==== Supplied data

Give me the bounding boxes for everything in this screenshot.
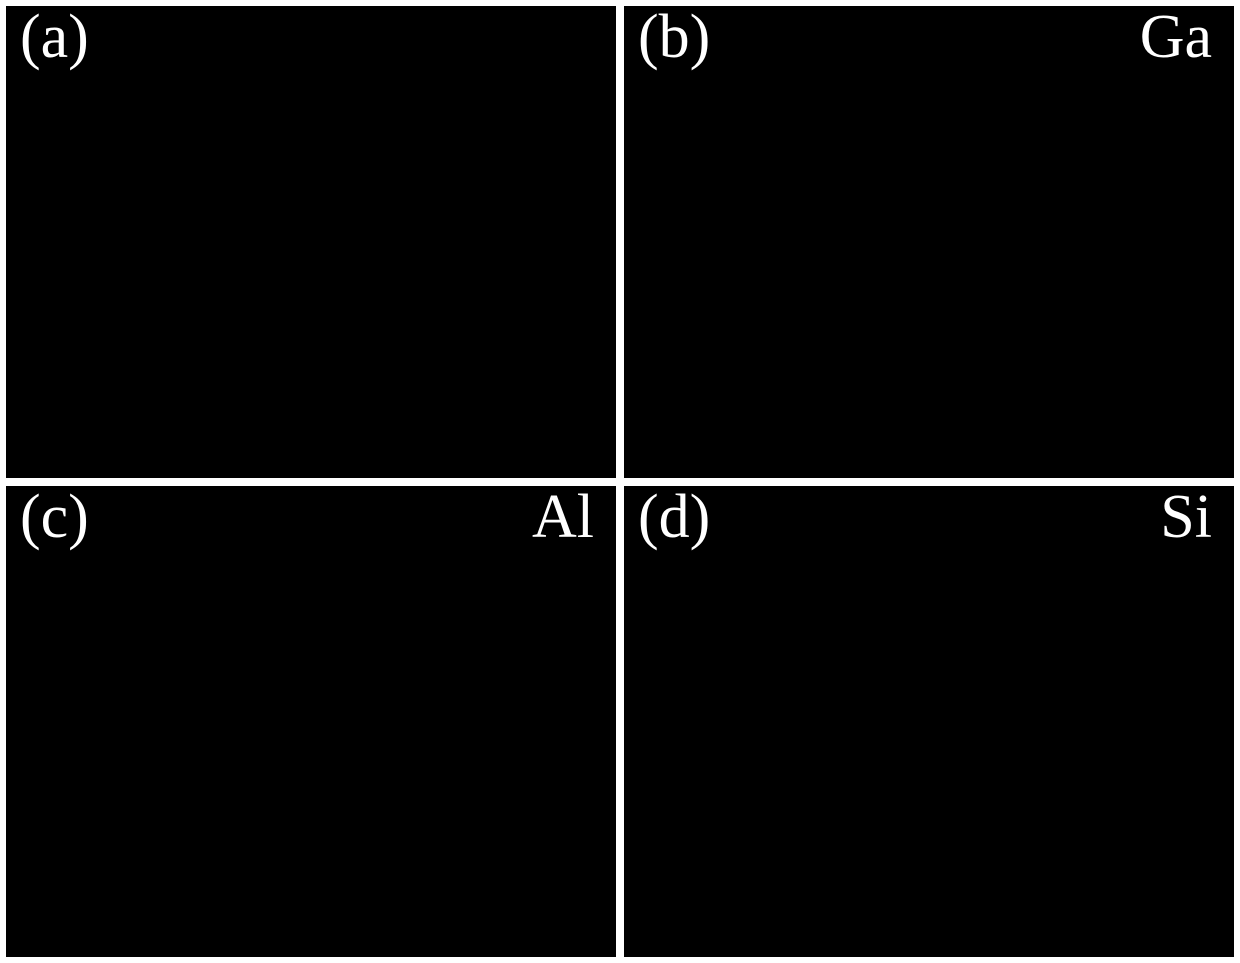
panel-b: (b) Ga — [624, 6, 1234, 478]
figure-panel-grid: (a) (b) Ga (c) Al (d) Si — [0, 0, 1240, 963]
panel-element-b: Ga — [1140, 6, 1212, 73]
panel-label-d: (d) — [638, 486, 710, 553]
panel-c: (c) Al — [6, 486, 616, 958]
panel-label-c: (c) — [20, 486, 89, 553]
panel-label-b: (b) — [638, 6, 710, 73]
panel-element-d: Si — [1160, 486, 1212, 553]
panel-element-c: Al — [532, 486, 594, 553]
panel-d: (d) Si — [624, 486, 1234, 958]
panel-label-a: (a) — [20, 6, 89, 73]
panel-a: (a) — [6, 6, 616, 478]
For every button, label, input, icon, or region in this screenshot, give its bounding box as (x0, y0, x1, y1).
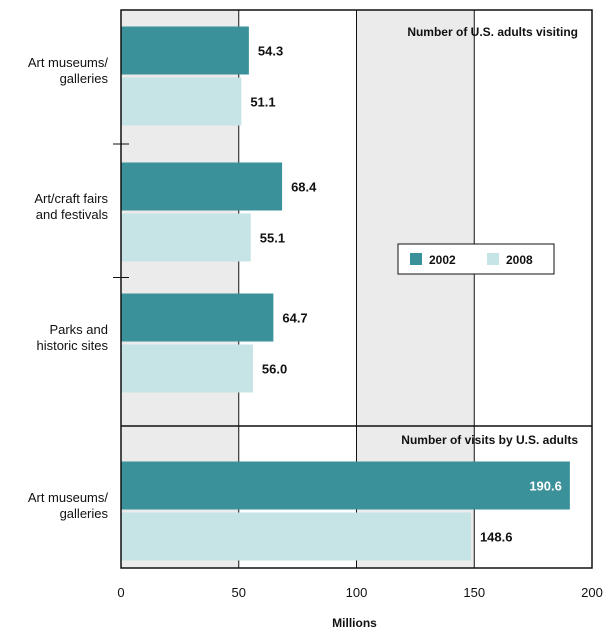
data-label: 190.6 (529, 479, 562, 494)
category-label: historic sites (36, 338, 108, 353)
plot-frame (120, 9, 593, 569)
bar-2008 (121, 77, 242, 126)
x-axis-title: Millions (332, 616, 377, 630)
data-label: 56.0 (262, 362, 287, 377)
category-label: Parks and (49, 322, 108, 337)
bar-2008 (121, 512, 471, 561)
bar-2002 (121, 461, 570, 510)
data-label: 54.3 (258, 44, 283, 59)
x-tick-label: 50 (232, 585, 246, 600)
data-label: 148.6 (480, 530, 513, 545)
legend-swatch-2008 (487, 253, 499, 265)
panel-title: Number of visits by U.S. adults (401, 433, 578, 447)
legend-label: 2008 (506, 253, 533, 267)
panel-title: Number of U.S. adults visiting (407, 25, 578, 39)
data-label: 68.4 (291, 180, 317, 195)
category-label: Art museums/ (28, 55, 109, 70)
legend-box (397, 243, 555, 275)
x-tick-label: 100 (346, 585, 368, 600)
category-label: and festivals (36, 207, 109, 222)
data-label: 64.7 (282, 311, 307, 326)
data-label: 55.1 (260, 231, 285, 246)
legend-swatch-2002 (410, 253, 422, 265)
x-tick-label: 150 (463, 585, 485, 600)
bar-2002 (121, 162, 283, 211)
category-label: Art museums/ (28, 490, 109, 505)
legend-label: 2002 (429, 253, 456, 267)
bar-2008 (121, 213, 251, 262)
category-label: galleries (60, 71, 109, 86)
category-label: Art/craft fairs (34, 191, 108, 206)
bar-2002 (121, 26, 249, 75)
data-label: 51.1 (250, 95, 275, 110)
bar-2002 (121, 293, 274, 342)
category-label: galleries (60, 506, 109, 521)
bar-2008 (121, 344, 253, 393)
x-tick-label: 200 (581, 585, 603, 600)
x-tick-label: 0 (117, 585, 124, 600)
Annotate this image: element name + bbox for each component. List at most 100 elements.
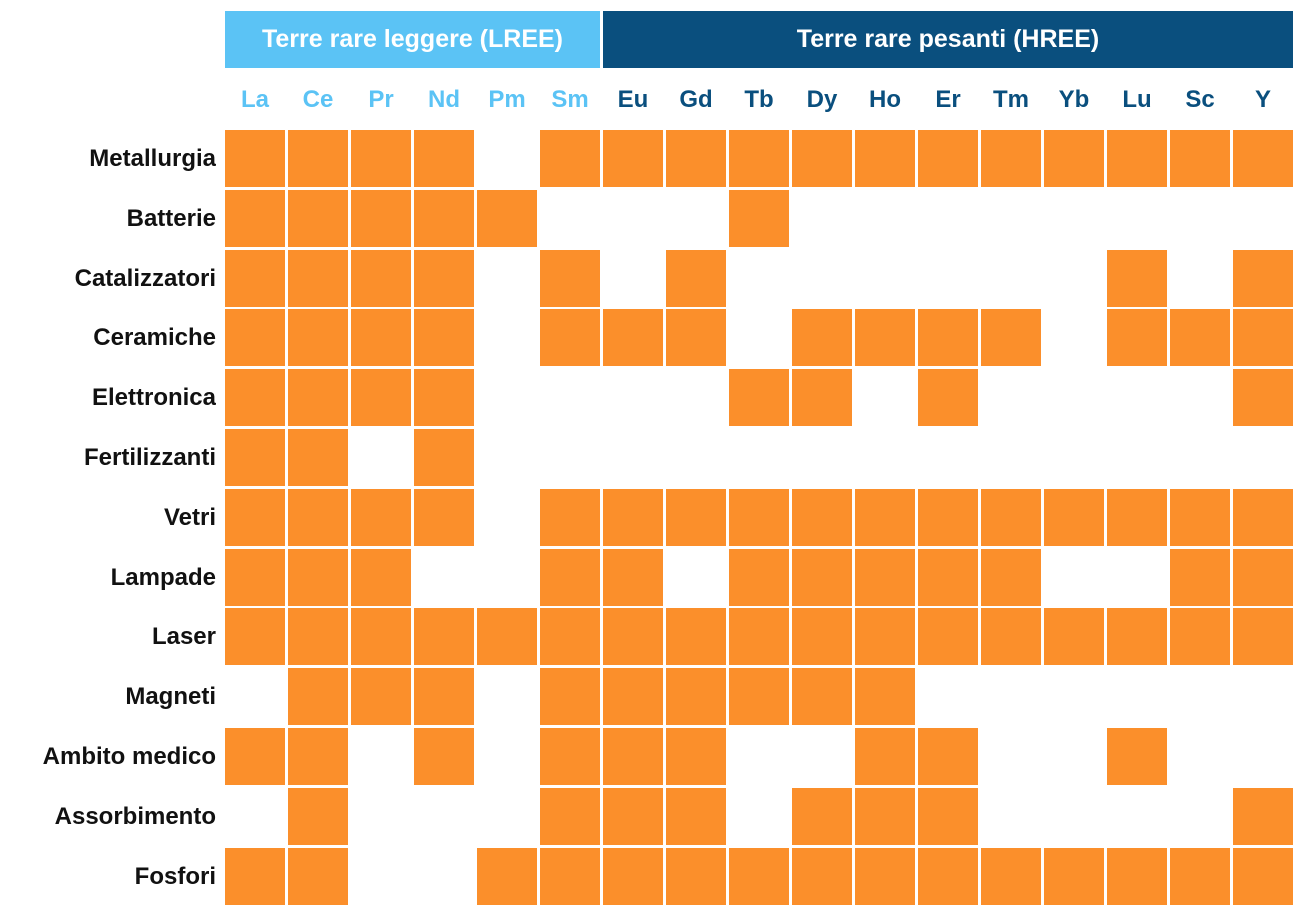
cell-8-y [1233,608,1293,665]
cell-6-nd [414,489,474,546]
cell-8-sm [540,608,600,665]
cell-6-tb [729,489,789,546]
cell-8-pm [477,608,537,665]
cell-1-tb [729,190,789,247]
cell-8-pr [351,608,411,665]
cell-4-la [225,369,285,426]
cell-6-pr [351,489,411,546]
cell-12-sc [1170,848,1230,905]
column-label-y: Y [1254,86,1271,113]
cell-6-dy [792,489,852,546]
column-label-tm: Tm [993,86,1029,113]
cell-4-pr [351,369,411,426]
cell-3-pr [351,309,411,366]
cell-4-tb [729,369,789,426]
cell-12-tb [729,848,789,905]
cell-6-eu [603,489,663,546]
row-label-8: Laser [151,623,216,651]
cell-6-lu [1107,489,1167,546]
column-label-gd: Gd [679,86,713,113]
cell-10-eu [603,728,663,785]
cell-0-pr [351,130,411,187]
cell-11-eu [603,788,663,845]
column-label-sm: Sm [551,86,589,113]
cell-12-ho [855,848,915,905]
row-label-12: Fosfori [134,862,216,890]
cell-0-gd [666,130,726,187]
cell-9-eu [603,668,663,725]
column-label-sc: Sc [1185,86,1215,113]
column-label-yb: Yb [1058,86,1090,113]
cell-3-tm [981,309,1041,366]
cell-6-y [1233,489,1293,546]
cell-10-gd [666,728,726,785]
cell-3-ho [855,309,915,366]
cell-0-sc [1170,130,1230,187]
cell-0-ho [855,130,915,187]
cell-11-gd [666,788,726,845]
cell-11-ho [855,788,915,845]
group-header-1: Terre rare pesanti (HREE) [603,11,1293,68]
cell-6-yb [1044,489,1104,546]
cell-7-tm [981,549,1041,606]
cell-0-er [918,130,978,187]
cell-12-lu [1107,848,1167,905]
cell-8-tm [981,608,1041,665]
cell-0-tm [981,130,1041,187]
cell-7-ce [288,549,348,606]
cell-3-y [1233,309,1293,366]
cell-6-tm [981,489,1041,546]
cell-0-sm [540,130,600,187]
row-label-1: Batterie [126,204,216,232]
cell-7-er [918,549,978,606]
cell-2-ce [288,250,348,307]
cell-6-gd [666,489,726,546]
row-label-9: Magneti [125,683,216,711]
cell-8-la [225,608,285,665]
cell-12-ce [288,848,348,905]
column-label-eu: Eu [617,86,649,113]
cell-4-dy [792,369,852,426]
cell-4-nd [414,369,474,426]
cell-7-pr [351,549,411,606]
cell-10-er [918,728,978,785]
cell-9-nd [414,668,474,725]
cell-8-ho [855,608,915,665]
cell-8-yb [1044,608,1104,665]
cell-2-nd [414,250,474,307]
cell-2-la [225,250,285,307]
cell-11-sm [540,788,600,845]
cell-10-la [225,728,285,785]
cell-7-tb [729,549,789,606]
cell-0-tb [729,130,789,187]
row-label-5: Fertilizzanti [83,444,216,471]
cell-12-er [918,848,978,905]
cell-0-ce [288,130,348,187]
column-label-ce: Ce [302,86,334,113]
cell-3-nd [414,309,474,366]
cell-9-sm [540,668,600,725]
cell-2-gd [666,250,726,307]
row-label-4: Elettronica [91,384,216,412]
column-label-dy: Dy [806,86,838,113]
cell-10-ce [288,728,348,785]
cell-10-ho [855,728,915,785]
column-label-er: Er [935,86,961,113]
cell-12-sm [540,848,600,905]
cell-8-gd [666,608,726,665]
cell-5-ce [288,429,348,486]
cell-0-dy [792,130,852,187]
cell-12-gd [666,848,726,905]
cell-0-yb [1044,130,1104,187]
cell-8-tb [729,608,789,665]
column-label-pm: Pm [488,86,526,113]
cell-12-dy [792,848,852,905]
cell-12-la [225,848,285,905]
cell-6-sm [540,489,600,546]
cell-9-tb [729,668,789,725]
column-label-nd: Nd [428,86,460,113]
cell-6-ce [288,489,348,546]
cell-10-lu [1107,728,1167,785]
row-label-6: Vetri [163,503,216,531]
cell-5-nd [414,429,474,486]
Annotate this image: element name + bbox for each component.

========

* Instruction: Retype all of the material above line for line, without changing anything. Leave out the pictures.

* The answer:
Give me the bounding boxes for everything in this screenshot.
panel-b: (b) Ga — [624, 6, 1234, 478]
figure-panel-grid: (a) (b) Ga (c) Al (d) Si — [0, 0, 1240, 963]
panel-element-b: Ga — [1140, 6, 1212, 73]
panel-label-d: (d) — [638, 486, 710, 553]
panel-c: (c) Al — [6, 486, 616, 958]
panel-label-c: (c) — [20, 486, 89, 553]
panel-label-b: (b) — [638, 6, 710, 73]
panel-element-d: Si — [1160, 486, 1212, 553]
panel-element-c: Al — [532, 486, 594, 553]
panel-d: (d) Si — [624, 486, 1234, 958]
panel-label-a: (a) — [20, 6, 89, 73]
panel-a: (a) — [6, 6, 616, 478]
For every button, label, input, icon, or region in this screenshot, give its bounding box as (x0, y0, x1, y1).
data-label: 190.6 (529, 479, 562, 494)
category-label: historic sites (36, 338, 108, 353)
plot-frame (120, 9, 593, 569)
bar-2008 (121, 77, 242, 126)
x-axis-title: Millions (332, 616, 377, 630)
data-label: 56.0 (262, 362, 287, 377)
category-label: Parks and (49, 322, 108, 337)
bar-2008 (121, 512, 471, 561)
bar-2002 (121, 461, 570, 510)
data-label: 54.3 (258, 44, 283, 59)
x-tick-label: 50 (232, 585, 246, 600)
data-label: 148.6 (480, 530, 513, 545)
legend-swatch-2008 (487, 253, 499, 265)
panel-title: Number of visits by U.S. adults (401, 433, 578, 447)
legend-label: 2008 (506, 253, 533, 267)
panel-title: Number of U.S. adults visiting (407, 25, 578, 39)
data-label: 68.4 (291, 180, 317, 195)
category-label: Art museums/ (28, 55, 109, 70)
legend-box (397, 243, 555, 275)
x-tick-label: 100 (346, 585, 368, 600)
category-label: and festivals (36, 207, 109, 222)
data-label: 64.7 (282, 311, 307, 326)
data-label: 55.1 (260, 231, 285, 246)
legend-swatch-2002 (410, 253, 422, 265)
x-tick-label: 150 (463, 585, 485, 600)
bar-2002 (121, 162, 283, 211)
category-label: Art museums/ (28, 490, 109, 505)
legend-label: 2002 (429, 253, 456, 267)
bar-2008 (121, 213, 251, 262)
category-label: galleries (60, 71, 109, 86)
category-label: Art/craft fairs (34, 191, 108, 206)
bar-2002 (121, 26, 249, 75)
data-label: 51.1 (250, 95, 275, 110)
bar-2002 (121, 293, 274, 342)
category-label: galleries (60, 506, 109, 521)
bar-2008 (121, 344, 253, 393)
x-tick-label: 200 (581, 585, 603, 600)
x-tick-label: 0 (117, 585, 124, 600)
Annotate this image: element name + bbox for each component. List at most 100 elements.
cell-8-y [1233,608,1293,665]
cell-6-nd [414,489,474,546]
cell-8-sm [540,608,600,665]
cell-6-tb [729,489,789,546]
cell-8-pm [477,608,537,665]
cell-1-tb [729,190,789,247]
cell-8-pr [351,608,411,665]
cell-4-la [225,369,285,426]
cell-6-pr [351,489,411,546]
cell-12-sc [1170,848,1230,905]
column-label-y: Y [1254,86,1271,113]
cell-6-dy [792,489,852,546]
column-label-tm: Tm [993,86,1029,113]
cell-4-pr [351,369,411,426]
cell-3-pr [351,309,411,366]
cell-4-tb [729,369,789,426]
cell-12-tb [729,848,789,905]
cell-6-eu [603,489,663,546]
row-label-8: Laser [151,623,216,651]
cell-6-lu [1107,489,1167,546]
column-label-gd: Gd [679,86,713,113]
cell-10-eu [603,728,663,785]
cell-0-pr [351,130,411,187]
cell-11-eu [603,788,663,845]
column-label-sm: Sm [551,86,589,113]
cell-12-ho [855,848,915,905]
row-label-12: Fosfori [134,862,216,890]
cell-0-gd [666,130,726,187]
cell-9-eu [603,668,663,725]
column-label-sc: Sc [1185,86,1215,113]
column-label-yb: Yb [1058,86,1090,113]
cell-3-tm [981,309,1041,366]
cell-6-y [1233,489,1293,546]
cell-10-gd [666,728,726,785]
cell-3-ho [855,309,915,366]
cell-0-sc [1170,130,1230,187]
cell-0-ho [855,130,915,187]
cell-11-gd [666,788,726,845]
cell-11-ho [855,788,915,845]
group-header-1: Terre rare pesanti (HREE) [603,11,1293,68]
cell-6-yb [1044,489,1104,546]
cell-7-tm [981,549,1041,606]
cell-0-er [918,130,978,187]
cell-12-lu [1107,848,1167,905]
cell-8-tm [981,608,1041,665]
cell-0-tm [981,130,1041,187]
cell-7-ce [288,549,348,606]
cell-3-y [1233,309,1293,366]
cell-6-tm [981,489,1041,546]
cell-0-sm [540,130,600,187]
row-label-1: Batterie [126,204,216,232]
cell-7-er [918,549,978,606]
cell-2-ce [288,250,348,307]
cell-6-gd [666,489,726,546]
row-label-9: Magneti [125,683,216,711]
cell-8-la [225,608,285,665]
cell-12-ce [288,848,348,905]
column-label-eu: Eu [617,86,649,113]
cell-4-dy [792,369,852,426]
cell-4-nd [414,369,474,426]
cell-7-pr [351,549,411,606]
cell-10-er [918,728,978,785]
cell-9-nd [414,668,474,725]
cell-8-ho [855,608,915,665]
cell-8-yb [1044,608,1104,665]
cell-2-nd [414,250,474,307]
cell-2-la [225,250,285,307]
cell-11-sm [540,788,600,845]
cell-10-la [225,728,285,785]
cell-7-tb [729,549,789,606]
cell-0-tb [729,130,789,187]
row-label-5: Fertilizzanti [83,444,216,471]
cell-12-er [918,848,978,905]
cell-0-ce [288,130,348,187]
column-label-ce: Ce [302,86,334,113]
cell-3-nd [414,309,474,366]
cell-9-sm [540,668,600,725]
cell-2-gd [666,250,726,307]
row-label-4: Elettronica [91,384,216,412]
column-label-dy: Dy [806,86,838,113]
cell-10-ce [288,728,348,785]
cell-10-ho [855,728,915,785]
column-label-er: Er [935,86,961,113]
cell-12-sm [540,848,600,905]
cell-8-gd [666,608,726,665]
cell-5-ce [288,429,348,486]
cell-0-dy [792,130,852,187]
cell-12-gd [666,848,726,905]
cell-0-yb [1044,130,1104,187]
cell-8-tb [729,608,789,665]
column-label-pm: Pm [488,86,526,113]
cell-12-dy [792,848,852,905]
cell-12-la [225,848,285,905]
cell-6-sm [540,489,600,546]
cell-9-tb [729,668,789,725]
column-label-nd: Nd [428,86,460,113]
cell-6-ce [288,489,348,546]
cell-10-lu [1107,728,1167,785]
row-label-6: Vetri [163,503,216,531]
cell-5-nd [414,429,474,486]
Annotate this image: element name + bbox for each component.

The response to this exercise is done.